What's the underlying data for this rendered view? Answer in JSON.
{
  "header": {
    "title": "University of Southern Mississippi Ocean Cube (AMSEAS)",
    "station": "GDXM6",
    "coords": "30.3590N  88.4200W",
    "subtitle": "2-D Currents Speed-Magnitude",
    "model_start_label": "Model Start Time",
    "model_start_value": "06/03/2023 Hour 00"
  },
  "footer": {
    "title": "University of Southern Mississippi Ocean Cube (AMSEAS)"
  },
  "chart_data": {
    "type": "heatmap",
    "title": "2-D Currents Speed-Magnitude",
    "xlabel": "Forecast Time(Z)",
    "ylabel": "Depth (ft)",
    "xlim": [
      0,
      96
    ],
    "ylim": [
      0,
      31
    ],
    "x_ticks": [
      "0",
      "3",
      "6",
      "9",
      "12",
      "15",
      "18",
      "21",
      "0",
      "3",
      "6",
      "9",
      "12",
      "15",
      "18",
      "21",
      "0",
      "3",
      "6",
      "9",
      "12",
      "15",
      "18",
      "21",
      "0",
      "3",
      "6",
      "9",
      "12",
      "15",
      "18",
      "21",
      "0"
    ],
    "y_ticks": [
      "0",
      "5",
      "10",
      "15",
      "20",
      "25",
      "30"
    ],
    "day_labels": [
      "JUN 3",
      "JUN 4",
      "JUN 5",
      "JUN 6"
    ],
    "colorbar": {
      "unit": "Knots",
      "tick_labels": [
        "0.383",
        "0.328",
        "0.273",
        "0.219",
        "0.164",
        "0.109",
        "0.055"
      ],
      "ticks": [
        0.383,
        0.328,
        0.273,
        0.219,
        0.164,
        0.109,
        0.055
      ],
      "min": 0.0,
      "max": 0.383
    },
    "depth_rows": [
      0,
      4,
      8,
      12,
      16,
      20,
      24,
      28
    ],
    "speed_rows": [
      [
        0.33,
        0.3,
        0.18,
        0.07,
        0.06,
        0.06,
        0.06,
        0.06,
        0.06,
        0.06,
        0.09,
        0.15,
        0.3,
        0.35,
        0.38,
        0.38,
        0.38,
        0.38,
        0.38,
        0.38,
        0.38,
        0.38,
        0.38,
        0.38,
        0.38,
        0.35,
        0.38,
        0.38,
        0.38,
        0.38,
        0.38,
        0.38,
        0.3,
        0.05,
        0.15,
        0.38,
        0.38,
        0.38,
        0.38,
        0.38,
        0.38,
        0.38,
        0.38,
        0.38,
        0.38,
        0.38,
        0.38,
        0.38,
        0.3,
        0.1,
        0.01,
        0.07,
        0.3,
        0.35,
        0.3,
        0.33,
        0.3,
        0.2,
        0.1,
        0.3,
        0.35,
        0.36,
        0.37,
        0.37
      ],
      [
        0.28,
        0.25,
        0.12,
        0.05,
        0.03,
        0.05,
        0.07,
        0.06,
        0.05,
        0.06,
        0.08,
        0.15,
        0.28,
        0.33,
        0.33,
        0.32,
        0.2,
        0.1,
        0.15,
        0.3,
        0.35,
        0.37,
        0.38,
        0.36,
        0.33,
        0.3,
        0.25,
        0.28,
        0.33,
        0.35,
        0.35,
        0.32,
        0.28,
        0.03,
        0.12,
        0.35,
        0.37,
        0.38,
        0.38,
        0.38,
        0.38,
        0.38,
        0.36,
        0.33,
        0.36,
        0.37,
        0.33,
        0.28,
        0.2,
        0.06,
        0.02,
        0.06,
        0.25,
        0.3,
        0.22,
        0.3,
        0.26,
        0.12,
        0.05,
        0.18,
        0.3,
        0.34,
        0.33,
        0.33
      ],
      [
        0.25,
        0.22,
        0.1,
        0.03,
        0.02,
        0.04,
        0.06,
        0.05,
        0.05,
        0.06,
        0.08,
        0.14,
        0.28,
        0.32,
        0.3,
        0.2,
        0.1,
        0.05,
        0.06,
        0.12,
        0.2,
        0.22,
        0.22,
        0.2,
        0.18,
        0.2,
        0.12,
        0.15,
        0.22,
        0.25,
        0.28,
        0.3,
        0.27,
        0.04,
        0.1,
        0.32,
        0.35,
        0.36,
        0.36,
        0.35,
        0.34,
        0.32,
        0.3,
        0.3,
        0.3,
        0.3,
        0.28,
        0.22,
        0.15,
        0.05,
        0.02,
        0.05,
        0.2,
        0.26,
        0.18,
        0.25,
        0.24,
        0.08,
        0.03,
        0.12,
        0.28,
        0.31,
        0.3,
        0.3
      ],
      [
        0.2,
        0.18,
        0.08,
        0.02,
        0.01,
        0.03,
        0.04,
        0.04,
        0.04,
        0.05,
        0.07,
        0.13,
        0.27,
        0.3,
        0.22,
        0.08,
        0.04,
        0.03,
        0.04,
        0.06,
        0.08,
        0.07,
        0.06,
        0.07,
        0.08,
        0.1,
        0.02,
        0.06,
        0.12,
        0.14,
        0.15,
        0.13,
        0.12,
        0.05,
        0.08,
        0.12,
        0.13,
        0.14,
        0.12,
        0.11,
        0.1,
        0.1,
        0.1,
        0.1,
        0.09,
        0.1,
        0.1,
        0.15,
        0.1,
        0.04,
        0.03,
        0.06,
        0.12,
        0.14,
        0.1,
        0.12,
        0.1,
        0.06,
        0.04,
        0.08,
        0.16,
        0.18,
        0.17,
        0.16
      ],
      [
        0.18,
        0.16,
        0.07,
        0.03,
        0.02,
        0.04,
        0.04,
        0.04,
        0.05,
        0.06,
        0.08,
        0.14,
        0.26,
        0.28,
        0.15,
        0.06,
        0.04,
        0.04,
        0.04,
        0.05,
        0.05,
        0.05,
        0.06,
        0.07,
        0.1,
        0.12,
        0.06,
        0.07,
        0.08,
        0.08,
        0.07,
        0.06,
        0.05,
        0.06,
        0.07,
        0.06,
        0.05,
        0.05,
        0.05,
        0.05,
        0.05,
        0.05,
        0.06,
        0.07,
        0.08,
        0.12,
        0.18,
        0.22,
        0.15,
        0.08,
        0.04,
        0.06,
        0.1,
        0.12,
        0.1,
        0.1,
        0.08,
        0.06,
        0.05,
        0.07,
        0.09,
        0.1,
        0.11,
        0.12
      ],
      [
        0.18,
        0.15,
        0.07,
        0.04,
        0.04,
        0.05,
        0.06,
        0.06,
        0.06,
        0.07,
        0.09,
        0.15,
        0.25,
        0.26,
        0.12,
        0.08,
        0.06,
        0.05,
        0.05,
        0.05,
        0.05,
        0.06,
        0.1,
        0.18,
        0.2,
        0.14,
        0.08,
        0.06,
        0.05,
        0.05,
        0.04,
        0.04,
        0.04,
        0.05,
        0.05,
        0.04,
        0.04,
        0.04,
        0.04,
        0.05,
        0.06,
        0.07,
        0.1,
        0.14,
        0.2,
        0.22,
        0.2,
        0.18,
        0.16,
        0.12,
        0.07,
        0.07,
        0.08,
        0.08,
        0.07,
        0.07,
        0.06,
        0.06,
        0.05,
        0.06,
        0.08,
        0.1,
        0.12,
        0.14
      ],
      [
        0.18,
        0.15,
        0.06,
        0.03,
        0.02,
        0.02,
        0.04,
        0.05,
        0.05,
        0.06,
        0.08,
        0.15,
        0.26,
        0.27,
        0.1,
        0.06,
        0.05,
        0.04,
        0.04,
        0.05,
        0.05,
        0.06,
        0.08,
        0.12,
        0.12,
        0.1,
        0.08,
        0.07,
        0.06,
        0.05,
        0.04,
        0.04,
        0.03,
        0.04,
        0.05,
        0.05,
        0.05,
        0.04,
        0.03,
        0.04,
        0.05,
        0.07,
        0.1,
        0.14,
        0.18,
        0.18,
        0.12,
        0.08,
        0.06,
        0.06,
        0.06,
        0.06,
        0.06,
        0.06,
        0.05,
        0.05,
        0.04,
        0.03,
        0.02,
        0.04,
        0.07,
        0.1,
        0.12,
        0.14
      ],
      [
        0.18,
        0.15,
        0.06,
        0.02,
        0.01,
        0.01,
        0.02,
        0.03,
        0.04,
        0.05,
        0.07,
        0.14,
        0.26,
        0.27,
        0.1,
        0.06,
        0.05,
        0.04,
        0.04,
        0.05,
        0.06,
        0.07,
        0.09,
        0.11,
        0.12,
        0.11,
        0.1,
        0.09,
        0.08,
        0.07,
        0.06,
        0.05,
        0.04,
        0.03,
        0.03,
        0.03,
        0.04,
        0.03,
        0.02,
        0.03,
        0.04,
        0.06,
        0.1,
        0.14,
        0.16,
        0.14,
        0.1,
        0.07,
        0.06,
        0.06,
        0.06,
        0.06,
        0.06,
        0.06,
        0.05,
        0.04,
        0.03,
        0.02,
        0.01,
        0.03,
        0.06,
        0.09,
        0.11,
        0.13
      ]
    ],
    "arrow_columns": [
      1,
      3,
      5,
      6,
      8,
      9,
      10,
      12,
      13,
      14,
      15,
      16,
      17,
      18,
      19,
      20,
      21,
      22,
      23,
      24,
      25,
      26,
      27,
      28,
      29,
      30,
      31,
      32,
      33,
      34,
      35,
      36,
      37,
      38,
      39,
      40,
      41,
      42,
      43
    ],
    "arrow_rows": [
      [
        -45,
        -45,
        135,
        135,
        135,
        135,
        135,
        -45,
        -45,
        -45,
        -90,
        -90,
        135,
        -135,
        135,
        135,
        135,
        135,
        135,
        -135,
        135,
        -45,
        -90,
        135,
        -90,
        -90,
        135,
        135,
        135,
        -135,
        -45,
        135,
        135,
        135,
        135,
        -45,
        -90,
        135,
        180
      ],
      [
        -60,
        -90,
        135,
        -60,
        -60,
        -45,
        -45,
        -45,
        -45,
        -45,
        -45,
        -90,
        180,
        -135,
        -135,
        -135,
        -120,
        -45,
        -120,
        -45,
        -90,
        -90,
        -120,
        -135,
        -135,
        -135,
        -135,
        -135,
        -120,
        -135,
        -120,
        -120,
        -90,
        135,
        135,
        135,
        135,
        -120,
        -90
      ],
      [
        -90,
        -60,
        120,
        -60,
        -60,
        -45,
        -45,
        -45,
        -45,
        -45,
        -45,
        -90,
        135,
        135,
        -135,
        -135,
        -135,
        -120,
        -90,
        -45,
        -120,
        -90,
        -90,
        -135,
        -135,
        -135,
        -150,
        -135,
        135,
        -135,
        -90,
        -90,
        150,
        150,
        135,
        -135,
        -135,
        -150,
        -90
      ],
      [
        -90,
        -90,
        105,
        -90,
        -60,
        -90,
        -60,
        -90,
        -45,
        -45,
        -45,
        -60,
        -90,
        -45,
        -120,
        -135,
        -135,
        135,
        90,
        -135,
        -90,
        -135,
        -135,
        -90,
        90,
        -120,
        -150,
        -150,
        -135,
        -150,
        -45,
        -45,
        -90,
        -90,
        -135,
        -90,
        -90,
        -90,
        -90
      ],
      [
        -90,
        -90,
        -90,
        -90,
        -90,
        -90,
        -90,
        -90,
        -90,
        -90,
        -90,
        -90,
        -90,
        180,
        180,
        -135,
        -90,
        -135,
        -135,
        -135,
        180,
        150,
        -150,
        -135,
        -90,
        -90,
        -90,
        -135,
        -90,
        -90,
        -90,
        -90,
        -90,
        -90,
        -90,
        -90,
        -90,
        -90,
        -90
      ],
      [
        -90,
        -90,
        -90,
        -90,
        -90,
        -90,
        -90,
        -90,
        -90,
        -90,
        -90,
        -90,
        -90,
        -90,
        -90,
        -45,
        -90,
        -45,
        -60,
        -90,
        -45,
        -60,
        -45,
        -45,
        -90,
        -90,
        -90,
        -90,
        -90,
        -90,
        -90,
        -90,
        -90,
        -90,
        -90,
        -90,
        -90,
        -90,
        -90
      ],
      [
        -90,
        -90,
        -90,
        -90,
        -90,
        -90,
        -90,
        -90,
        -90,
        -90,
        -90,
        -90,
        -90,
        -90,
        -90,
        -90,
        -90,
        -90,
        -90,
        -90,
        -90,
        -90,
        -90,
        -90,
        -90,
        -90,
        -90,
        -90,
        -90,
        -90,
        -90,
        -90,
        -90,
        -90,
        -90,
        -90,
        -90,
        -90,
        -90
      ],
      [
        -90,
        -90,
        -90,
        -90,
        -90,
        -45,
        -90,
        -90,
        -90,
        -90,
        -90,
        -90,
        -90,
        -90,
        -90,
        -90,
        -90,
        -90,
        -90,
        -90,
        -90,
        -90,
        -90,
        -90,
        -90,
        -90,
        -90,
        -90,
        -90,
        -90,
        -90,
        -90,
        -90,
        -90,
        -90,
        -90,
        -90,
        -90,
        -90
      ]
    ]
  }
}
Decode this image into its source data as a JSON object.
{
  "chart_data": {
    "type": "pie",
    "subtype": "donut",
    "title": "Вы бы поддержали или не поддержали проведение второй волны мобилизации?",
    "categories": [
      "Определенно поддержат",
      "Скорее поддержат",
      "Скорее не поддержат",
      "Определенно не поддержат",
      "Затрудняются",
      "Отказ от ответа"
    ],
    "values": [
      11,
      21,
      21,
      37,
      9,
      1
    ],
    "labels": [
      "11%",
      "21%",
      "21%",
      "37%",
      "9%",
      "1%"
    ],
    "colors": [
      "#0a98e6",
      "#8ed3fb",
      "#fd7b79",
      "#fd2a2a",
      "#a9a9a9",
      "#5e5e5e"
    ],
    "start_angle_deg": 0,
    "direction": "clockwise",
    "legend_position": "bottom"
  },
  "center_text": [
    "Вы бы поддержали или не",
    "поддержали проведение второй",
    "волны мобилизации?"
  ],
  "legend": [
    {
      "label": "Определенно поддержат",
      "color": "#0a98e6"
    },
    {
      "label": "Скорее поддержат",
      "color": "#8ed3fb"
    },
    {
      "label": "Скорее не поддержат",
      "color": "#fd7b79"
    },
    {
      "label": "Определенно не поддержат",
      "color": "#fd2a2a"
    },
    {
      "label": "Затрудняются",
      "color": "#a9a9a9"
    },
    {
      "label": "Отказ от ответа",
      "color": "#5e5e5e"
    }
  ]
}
----
◆ **STATED PROBLEM**:
In the entries above, identify every line with the word "Southern". Copy those lines.

◆ **RESPONSE TO THE EXERCISE**:
    "title": "University of Southern Mississippi Ocean Cube (AMSEAS)",
    "title": "University of Southern Mississippi Ocean Cube (AMSEAS)"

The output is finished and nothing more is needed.